- [À FAIRE]:
A - Traduisez en anglais la phrase suivante de l'extrait : « Le port d'une protection (gants, lunettes...) diminue le risque de transmission. »
B - D'après l'extrait, quel est le délai maximal après l'exposition pour prescrire un traitement antirétroviral post-exposition ?
C - Poursuivez l'extrait sur le risque de transmission du VIH après un accident d'exposition au sang, à la suite de sa dernière phrase.

- [EXTRAIT]:
Le type de produit biologique en cause dans l’AES
Produit biologique : sang, liquide biologique contaminé par le sang, ou certains liquides biologiques tels que le LCS, le liquide pleural, le liquide broncho-alvéolaire et le liquide amniotique (risque décroissant).
Type d'exposition
Le risque de transmission du VIH est plus important en cas de blessure profonde, de piqûre avec une aiguille creuse et notamment avec une aiguille ayant servi à un geste en intra-veineux ou intra-artériel. Il est beaucoup plus faible mais documenté après contact sanguin cutanéo-muqueux.
Le port d'une protection (gants, lunettes...) diminue le risque de transmission.
Spécificité de l'exposition au laboratoire
Source particulièrement à risque : cultures virales.
Selon les caractéristiques du sujet exposé
Pas d'immunité protectrice.
Prise en charge du sujet exposé
Mesures prophylactiques
Après les soins locaux d'antisepsie (cf. CAT immédiate) et en fonction de l'évaluation du risque, un traitement antirétroviral post exposition (TPE) pourra être prescrit au mieux dans les 4 heures suivant l'exposition et dans les 48 heures au plus tard.
Les recommandations actuelles (HAS/ANRS/CNS) datent de juillet 2024 (R2) :
Après exposition au sang, dans le cadre professionnel : il est essentiel de documenter le statut sérologique VIH de la personne source quand cela est possible, et en cas de positivité la charge virale.
Les recommandations sont détaillées dans le tableau ci-dessous.
Tableau 1 : Indications de traitement post-exposition (TPE) après exposition au sang (Traitement préventif post exposition au VIH, HAS/ANRS/CNS, 2024).

- [MATÉRIEL FOURNI]:
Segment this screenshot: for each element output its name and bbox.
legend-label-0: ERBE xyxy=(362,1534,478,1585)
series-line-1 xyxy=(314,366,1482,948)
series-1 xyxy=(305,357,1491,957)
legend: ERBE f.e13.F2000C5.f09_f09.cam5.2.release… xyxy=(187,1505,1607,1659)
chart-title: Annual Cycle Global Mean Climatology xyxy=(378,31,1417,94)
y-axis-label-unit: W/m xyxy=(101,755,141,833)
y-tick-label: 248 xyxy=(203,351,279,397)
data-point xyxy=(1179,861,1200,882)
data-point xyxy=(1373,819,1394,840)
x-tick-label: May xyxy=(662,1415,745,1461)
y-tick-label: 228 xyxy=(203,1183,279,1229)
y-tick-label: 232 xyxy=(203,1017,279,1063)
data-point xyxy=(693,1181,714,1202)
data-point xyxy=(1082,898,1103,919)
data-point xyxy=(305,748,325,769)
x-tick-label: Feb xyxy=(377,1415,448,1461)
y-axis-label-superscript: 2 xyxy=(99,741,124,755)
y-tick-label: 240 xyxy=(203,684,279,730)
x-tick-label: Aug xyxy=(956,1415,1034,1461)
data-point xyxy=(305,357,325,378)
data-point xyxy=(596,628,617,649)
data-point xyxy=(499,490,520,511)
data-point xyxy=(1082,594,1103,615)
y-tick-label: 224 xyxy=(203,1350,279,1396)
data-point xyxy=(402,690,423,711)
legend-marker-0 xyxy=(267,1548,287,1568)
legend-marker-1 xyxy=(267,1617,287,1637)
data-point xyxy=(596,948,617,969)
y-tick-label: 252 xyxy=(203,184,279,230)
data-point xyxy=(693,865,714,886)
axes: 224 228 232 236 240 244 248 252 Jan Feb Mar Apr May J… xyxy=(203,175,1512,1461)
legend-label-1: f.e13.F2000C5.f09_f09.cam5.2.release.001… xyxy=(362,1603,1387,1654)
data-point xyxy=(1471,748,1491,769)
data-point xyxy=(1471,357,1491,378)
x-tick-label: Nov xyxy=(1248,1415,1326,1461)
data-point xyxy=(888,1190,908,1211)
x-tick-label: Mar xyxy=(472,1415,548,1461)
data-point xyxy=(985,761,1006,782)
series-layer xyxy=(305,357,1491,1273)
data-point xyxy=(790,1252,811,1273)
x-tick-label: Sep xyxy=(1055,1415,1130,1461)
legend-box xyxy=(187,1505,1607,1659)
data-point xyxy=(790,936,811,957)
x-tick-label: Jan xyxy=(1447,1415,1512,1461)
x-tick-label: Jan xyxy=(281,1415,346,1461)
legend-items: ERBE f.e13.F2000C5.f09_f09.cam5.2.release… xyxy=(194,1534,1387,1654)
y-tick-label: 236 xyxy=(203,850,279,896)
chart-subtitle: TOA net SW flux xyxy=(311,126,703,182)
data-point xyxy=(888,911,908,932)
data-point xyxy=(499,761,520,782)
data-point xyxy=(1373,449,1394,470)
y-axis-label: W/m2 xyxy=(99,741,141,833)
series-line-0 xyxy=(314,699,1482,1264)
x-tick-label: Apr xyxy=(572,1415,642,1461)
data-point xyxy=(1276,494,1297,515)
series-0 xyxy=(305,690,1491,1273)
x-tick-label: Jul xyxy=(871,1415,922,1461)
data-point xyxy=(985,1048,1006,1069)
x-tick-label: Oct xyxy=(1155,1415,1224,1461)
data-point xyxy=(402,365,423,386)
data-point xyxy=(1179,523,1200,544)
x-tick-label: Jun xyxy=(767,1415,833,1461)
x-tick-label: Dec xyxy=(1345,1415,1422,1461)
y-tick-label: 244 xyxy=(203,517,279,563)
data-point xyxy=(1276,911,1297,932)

- [RÉPONSES PAR NUMÉRO]:
A - Wearing protection (gloves, goggles...) reduces the risk of transmission.

B - 48 heures au plus tard après l'exposition.

C -
| Risque et nature de l'exposition | Personne source vivant avec le VIH avec CV détectable ≥50 copies/mL | Personne source vivant avec le VIH traitée depuis >6 mois avec CV <50 copies/mL | Personne source de statut VIH impossible à déterminer |
| Piqûre profonde, aiguille creuse intravasculaire | TPE recommandé | TPE non recommandé | TPE à discuter si facteurs de risques épidémiologiques |
| Coupure avec bistouri, piqûre avec aiguille IM ou SC, piqûre avec aiguille pleine, exposition cutanéo-muqueuse avec temps de contact > 15 min |
TPE recommandé |
TPE non recommandé |
TPE non recommandé |
| Piqûre avec seringue abandonnée, crachat, morsure, griffure | TPE non recommandé | TPE non recommandé | TPE non recommandé |
Modalités du TPE :
Le TPE doit être instauré le plus tôt possible (idéalement dans les 4 heures et jusqu’à 48h suivant l’exposition).
Le type de TPE recommandé est l’association : ténofovir, lamivudine et doravirine. En alternative, il peut être utilisé une association de 2 INTI et 1 INI.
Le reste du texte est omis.